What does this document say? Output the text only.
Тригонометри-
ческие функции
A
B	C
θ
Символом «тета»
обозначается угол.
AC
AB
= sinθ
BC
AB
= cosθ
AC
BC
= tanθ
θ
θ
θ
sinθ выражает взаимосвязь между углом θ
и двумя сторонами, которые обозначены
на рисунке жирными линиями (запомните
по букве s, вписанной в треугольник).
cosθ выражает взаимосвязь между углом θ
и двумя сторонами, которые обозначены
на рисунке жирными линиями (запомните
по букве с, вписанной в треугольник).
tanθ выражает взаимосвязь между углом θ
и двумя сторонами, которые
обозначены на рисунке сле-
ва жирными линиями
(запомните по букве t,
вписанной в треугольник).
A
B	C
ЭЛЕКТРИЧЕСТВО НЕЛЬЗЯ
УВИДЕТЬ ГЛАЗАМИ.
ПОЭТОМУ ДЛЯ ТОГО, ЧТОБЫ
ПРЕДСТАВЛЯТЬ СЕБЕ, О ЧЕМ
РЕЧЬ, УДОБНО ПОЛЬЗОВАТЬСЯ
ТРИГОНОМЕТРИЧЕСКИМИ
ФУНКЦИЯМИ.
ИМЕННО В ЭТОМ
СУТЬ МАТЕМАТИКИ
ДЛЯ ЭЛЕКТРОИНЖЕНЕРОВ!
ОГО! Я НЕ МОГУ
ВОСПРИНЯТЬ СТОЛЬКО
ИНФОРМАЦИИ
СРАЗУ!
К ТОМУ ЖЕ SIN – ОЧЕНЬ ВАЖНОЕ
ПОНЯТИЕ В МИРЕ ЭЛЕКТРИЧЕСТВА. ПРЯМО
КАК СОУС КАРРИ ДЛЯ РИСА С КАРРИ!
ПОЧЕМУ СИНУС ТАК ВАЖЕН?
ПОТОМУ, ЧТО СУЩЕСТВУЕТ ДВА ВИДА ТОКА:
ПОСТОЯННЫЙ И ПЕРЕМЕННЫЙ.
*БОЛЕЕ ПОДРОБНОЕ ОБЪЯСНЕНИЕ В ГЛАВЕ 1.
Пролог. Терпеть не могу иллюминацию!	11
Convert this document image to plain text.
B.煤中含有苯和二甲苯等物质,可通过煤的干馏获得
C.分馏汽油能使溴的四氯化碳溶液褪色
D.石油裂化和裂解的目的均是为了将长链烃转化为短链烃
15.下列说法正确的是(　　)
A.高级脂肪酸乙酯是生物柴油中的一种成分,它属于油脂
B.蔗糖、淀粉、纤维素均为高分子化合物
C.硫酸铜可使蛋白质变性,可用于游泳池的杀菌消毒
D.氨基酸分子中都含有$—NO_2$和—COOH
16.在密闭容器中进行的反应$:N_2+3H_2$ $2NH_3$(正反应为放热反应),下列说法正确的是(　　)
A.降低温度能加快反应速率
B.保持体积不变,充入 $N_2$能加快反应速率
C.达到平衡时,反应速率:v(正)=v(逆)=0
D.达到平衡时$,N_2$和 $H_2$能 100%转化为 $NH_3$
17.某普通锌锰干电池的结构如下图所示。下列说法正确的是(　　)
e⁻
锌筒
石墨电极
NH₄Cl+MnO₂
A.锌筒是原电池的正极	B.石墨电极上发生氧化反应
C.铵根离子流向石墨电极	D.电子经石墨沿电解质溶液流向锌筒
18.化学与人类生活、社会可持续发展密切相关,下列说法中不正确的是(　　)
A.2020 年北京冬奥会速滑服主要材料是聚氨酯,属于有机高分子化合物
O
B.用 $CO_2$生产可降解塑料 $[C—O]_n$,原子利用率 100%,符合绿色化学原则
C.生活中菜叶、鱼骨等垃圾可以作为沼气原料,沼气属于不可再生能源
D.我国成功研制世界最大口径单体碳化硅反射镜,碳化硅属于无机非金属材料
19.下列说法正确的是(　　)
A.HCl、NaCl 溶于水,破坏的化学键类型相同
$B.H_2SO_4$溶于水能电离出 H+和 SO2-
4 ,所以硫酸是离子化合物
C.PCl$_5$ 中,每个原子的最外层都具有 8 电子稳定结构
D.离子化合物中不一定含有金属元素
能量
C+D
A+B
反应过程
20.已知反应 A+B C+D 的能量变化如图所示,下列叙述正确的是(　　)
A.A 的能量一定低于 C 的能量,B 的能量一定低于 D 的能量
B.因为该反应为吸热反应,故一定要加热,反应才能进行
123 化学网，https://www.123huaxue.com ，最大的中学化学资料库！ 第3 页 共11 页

++++++

*SET EXERCISE*.
All entries must be repeated verbatim.

*THE RESULT*.
What does this document say? Output the text only.
Тригонометри-
ческие функции
A
B	C
θ
Символом «тета»
обозначается угол.
AC
AB
= sinθ
BC
AB
= cosθ
AC
BC
= tanθ
θ
θ
θ
sinθ выражает взаимосвязь между углом θ
и двумя сторонами, которые обозначены
на рисунке жирными линиями (запомните
по букве s, вписанной в треугольник).
cosθ выражает взаимосвязь между углом θ
и двумя сторонами, которые обозначены
на рисунке жирными линиями (запомните
по букве с, вписанной в треугольник).
tanθ выражает взаимосвязь между углом θ
и двумя сторонами, которые
обозначены на рисунке сле-
ва жирными линиями
(запомните по букве t,
вписанной в треугольник).
A
B	C
ЭЛЕКТРИЧЕСТВО НЕЛЬЗЯ
УВИДЕТЬ ГЛАЗАМИ.
ПОЭТОМУ ДЛЯ ТОГО, ЧТОБЫ
ПРЕДСТАВЛЯТЬ СЕБЕ, О ЧЕМ
РЕЧЬ, УДОБНО ПОЛЬЗОВАТЬСЯ
ТРИГОНОМЕТРИЧЕСКИМИ
ФУНКЦИЯМИ.
ИМЕННО В ЭТОМ
СУТЬ МАТЕМАТИКИ
ДЛЯ ЭЛЕКТРОИНЖЕНЕРОВ!
ОГО! Я НЕ МОГУ
ВОСПРИНЯТЬ СТОЛЬКО
ИНФОРМАЦИИ
СРАЗУ!
К ТОМУ ЖЕ SIN – ОЧЕНЬ ВАЖНОЕ
ПОНЯТИЕ В МИРЕ ЭЛЕКТРИЧЕСТВА. ПРЯМО
КАК СОУС КАРРИ ДЛЯ РИСА С КАРРИ!
ПОЧЕМУ СИНУС ТАК ВАЖЕН?
ПОТОМУ, ЧТО СУЩЕСТВУЕТ ДВА ВИДА ТОКА:
ПОСТОЯННЫЙ И ПЕРЕМЕННЫЙ.
*БОЛЕЕ ПОДРОБНОЕ ОБЪЯСНЕНИЕ В ГЛАВЕ 1.
Пролог. Терпеть не могу иллюминацию!	11
Convert this document image to plain text.
B.煤中含有苯和二甲苯等物质,可通过煤的干馏获得
C.分馏汽油能使溴的四氯化碳溶液褪色
D.石油裂化和裂解的目的均是为了将长链烃转化为短链烃
15.下列说法正确的是(　　)
A.高级脂肪酸乙酯是生物柴油中的一种成分,它属于油脂
B.蔗糖、淀粉、纤维素均为高分子化合物
C.硫酸铜可使蛋白质变性,可用于游泳池的杀菌消毒
D.氨基酸分子中都含有$—NO_2$和—COOH
16.在密闭容器中进行的反应$:N_2+3H_2$ $2NH_3$(正反应为放热反应),下列说法正确的是(　　)
A.降低温度能加快反应速率
B.保持体积不变,充入 $N_2$能加快反应速率
C.达到平衡时,反应速率:v(正)=v(逆)=0
D.达到平衡时$,N_2$和 $H_2$能 100%转化为 $NH_3$
17.某普通锌锰干电池的结构如下图所示。下列说法正确的是(　　)
e⁻
锌筒
石墨电极
NH₄Cl+MnO₂
A.锌筒是原电池的正极	B.石墨电极上发生氧化反应
C.铵根离子流向石墨电极	D.电子经石墨沿电解质溶液流向锌筒
18.化学与人类生活、社会可持续发展密切相关,下列说法中不正确的是(　　)
A.2020 年北京冬奥会速滑服主要材料是聚氨酯,属于有机高分子化合物
O
B.用 $CO_2$生产可降解塑料 $[C—O]_n$,原子利用率 100%,符合绿色化学原则
C.生活中菜叶、鱼骨等垃圾可以作为沼气原料,沼气属于不可再生能源
D.我国成功研制世界最大口径单体碳化硅反射镜,碳化硅属于无机非金属材料
19.下列说法正确的是(　　)
A.HCl、NaCl 溶于水,破坏的化学键类型相同
$B.H_2SO_4$溶于水能电离出 H+和 SO2-
4 ,所以硫酸是离子化合物
C.PCl$_5$ 中,每个原子的最外层都具有 8 电子稳定结构
D.离子化合物中不一定含有金属元素
能量
C+D
A+B
反应过程
20.已知反应 A+B C+D 的能量变化如图所示,下列叙述正确的是(　　)
A.A 的能量一定低于 C 的能量,B 的能量一定低于 D 的能量
B.因为该反应为吸热反应,故一定要加热,反应才能进行
123 化学网，https://www.123huaxue.com ，最大的中学化学资料库！ 第3 页 共11 页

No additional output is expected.